## The exercise
Give back exactly the lines running from the line with "Parse this chart and return its data as JSON." to the end of the entries, and only those lines.
##### Record excerpts #####
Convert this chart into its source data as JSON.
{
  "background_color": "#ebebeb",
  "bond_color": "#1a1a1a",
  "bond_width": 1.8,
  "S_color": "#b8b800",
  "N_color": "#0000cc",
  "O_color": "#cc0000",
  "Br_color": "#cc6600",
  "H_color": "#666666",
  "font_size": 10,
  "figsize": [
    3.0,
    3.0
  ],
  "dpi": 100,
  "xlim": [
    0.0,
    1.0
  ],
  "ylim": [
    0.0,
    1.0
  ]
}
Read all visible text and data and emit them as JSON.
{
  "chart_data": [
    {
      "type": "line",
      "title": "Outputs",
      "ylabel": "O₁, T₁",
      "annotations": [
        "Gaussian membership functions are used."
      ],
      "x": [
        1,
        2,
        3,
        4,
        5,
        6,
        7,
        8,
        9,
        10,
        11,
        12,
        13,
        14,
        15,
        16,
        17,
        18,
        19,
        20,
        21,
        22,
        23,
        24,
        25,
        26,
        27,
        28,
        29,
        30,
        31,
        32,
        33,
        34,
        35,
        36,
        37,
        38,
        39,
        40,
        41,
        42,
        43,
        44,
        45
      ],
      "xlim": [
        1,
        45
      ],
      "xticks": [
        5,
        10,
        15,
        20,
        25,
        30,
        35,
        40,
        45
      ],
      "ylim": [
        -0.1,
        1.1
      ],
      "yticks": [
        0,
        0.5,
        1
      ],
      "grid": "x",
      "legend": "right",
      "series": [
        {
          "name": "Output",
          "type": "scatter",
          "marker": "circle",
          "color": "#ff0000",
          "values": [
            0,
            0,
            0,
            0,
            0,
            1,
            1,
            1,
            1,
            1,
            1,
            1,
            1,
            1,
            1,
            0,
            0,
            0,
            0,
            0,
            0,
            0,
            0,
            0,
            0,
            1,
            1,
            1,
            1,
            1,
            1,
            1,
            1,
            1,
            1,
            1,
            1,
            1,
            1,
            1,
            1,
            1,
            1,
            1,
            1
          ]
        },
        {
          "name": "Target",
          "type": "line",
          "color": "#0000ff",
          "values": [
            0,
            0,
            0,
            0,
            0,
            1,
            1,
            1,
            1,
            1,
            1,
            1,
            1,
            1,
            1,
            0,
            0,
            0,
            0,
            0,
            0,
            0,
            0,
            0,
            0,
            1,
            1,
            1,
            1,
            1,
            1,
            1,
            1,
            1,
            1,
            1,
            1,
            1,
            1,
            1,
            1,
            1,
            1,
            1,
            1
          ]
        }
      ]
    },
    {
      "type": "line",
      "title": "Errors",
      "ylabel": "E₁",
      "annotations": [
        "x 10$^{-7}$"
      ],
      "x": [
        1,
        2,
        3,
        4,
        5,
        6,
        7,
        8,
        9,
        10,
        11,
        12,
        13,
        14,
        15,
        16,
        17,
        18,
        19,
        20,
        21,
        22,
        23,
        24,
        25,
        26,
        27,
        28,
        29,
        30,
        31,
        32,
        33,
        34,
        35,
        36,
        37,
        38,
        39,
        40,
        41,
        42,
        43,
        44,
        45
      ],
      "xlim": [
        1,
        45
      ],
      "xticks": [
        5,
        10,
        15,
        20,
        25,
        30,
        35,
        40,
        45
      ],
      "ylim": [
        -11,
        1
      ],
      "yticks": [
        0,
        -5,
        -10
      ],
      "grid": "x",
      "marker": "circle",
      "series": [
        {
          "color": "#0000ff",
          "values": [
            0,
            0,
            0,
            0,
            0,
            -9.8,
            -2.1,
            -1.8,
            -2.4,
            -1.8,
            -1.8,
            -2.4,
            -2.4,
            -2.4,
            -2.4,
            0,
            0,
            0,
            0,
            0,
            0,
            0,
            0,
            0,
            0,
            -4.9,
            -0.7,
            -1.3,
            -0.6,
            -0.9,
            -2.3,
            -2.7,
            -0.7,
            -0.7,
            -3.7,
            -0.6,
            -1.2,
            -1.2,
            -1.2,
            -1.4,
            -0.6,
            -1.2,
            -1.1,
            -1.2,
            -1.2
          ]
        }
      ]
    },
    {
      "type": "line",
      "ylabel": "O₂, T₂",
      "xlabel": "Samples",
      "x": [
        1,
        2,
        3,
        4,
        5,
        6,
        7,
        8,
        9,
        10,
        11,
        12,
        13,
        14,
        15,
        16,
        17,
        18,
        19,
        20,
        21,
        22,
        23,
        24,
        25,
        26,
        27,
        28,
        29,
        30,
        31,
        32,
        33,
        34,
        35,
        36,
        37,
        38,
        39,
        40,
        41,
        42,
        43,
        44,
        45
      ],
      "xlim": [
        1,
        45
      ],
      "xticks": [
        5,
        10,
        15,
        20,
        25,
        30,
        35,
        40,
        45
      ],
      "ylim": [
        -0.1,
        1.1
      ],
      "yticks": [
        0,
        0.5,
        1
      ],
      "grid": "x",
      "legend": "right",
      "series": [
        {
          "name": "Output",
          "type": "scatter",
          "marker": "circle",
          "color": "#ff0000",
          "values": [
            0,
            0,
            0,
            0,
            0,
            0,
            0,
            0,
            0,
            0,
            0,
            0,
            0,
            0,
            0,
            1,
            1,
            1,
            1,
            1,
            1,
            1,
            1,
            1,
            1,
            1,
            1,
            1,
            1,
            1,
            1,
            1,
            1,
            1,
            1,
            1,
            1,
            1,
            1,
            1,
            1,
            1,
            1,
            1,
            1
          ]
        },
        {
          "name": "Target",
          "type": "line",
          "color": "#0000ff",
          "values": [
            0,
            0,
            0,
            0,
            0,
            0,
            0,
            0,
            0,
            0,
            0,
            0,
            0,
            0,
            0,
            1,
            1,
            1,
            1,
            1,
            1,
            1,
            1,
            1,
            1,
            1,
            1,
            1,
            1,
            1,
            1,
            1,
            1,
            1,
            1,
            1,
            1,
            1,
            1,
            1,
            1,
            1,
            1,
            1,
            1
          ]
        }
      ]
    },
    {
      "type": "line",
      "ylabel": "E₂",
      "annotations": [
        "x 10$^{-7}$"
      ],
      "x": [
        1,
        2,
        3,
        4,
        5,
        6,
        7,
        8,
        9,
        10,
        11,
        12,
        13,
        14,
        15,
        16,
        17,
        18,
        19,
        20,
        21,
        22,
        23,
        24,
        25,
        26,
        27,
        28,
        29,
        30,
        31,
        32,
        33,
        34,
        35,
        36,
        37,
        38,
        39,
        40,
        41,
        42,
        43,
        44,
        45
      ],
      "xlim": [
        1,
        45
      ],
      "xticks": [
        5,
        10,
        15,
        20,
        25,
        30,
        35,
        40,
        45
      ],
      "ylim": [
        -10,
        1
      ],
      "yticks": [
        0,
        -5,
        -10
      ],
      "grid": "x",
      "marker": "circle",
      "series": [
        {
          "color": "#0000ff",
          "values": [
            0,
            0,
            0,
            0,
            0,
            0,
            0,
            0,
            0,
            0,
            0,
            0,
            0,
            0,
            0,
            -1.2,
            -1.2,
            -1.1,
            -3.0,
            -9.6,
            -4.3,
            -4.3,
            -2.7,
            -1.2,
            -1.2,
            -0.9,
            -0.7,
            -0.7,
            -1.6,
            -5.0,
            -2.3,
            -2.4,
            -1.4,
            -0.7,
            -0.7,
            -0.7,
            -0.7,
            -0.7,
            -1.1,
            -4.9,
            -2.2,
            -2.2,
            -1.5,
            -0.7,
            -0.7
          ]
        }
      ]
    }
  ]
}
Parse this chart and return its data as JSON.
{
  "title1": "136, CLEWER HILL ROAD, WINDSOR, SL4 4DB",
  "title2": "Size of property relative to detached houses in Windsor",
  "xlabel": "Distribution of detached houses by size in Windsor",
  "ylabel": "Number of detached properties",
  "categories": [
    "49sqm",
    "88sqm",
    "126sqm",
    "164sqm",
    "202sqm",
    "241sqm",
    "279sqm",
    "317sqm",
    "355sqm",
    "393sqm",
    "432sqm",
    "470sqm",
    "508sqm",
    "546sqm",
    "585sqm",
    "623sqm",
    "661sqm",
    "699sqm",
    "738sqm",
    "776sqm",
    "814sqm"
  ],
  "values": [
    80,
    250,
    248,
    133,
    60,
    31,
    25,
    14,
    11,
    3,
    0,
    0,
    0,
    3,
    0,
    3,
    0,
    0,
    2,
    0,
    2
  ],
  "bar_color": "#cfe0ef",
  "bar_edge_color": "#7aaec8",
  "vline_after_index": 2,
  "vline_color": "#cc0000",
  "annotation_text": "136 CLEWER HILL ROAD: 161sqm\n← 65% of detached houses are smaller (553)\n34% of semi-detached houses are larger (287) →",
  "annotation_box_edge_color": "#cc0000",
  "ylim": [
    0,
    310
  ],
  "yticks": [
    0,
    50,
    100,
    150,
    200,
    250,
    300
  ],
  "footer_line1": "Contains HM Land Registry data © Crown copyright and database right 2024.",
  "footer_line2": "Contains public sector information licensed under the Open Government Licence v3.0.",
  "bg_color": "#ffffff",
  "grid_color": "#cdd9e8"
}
#####
## Solved exercise
Parse this chart and return its data as JSON.
{
  "title1": "136, CLEWER HILL ROAD, WINDSOR, SL4 4DB",
  "title2": "Size of property relative to detached houses in Windsor",
  "xlabel": "Distribution of detached houses by size in Windsor",
  "ylabel": "Number of detached properties",
  "categories": [
    "49sqm",
    "88sqm",
    "126sqm",
    "164sqm",
    "202sqm",
    "241sqm",
    "279sqm",
    "317sqm",
    "355sqm",
    "393sqm",
    "432sqm",
    "470sqm",
    "508sqm",
    "546sqm",
    "585sqm",
    "623sqm",
    "661sqm",
    "699sqm",
    "738sqm",
    "776sqm",
    "814sqm"
  ],
  "values": [
    80,
    250,
    248,
    133,
    60,
    31,
    25,
    14,
    11,
    3,
    0,
    0,
    0,
    3,
    0,
    3,
    0,
    0,
    2,
    0,
    2
  ],
  "bar_color": "#cfe0ef",
  "bar_edge_color": "#7aaec8",
  "vline_after_index": 2,
  "vline_color": "#cc0000",
  "annotation_text": "136 CLEWER HILL ROAD: 161sqm\n← 65% of detached houses are smaller (553)\n34% of semi-detached houses are larger (287) →",
  "annotation_box_edge_color": "#cc0000",
  "ylim": [
    0,
    310
  ],
  "yticks": [
    0,
    50,
    100,
    150,
    200,
    250,
    300
  ],
  "footer_line1": "Contains HM Land Registry data © Crown copyright and database right 2024.",
  "footer_line2": "Contains public sector information licensed under the Open Government Licence v3.0.",
  "bg_color": "#ffffff",
  "grid_color": "#cdd9e8"
}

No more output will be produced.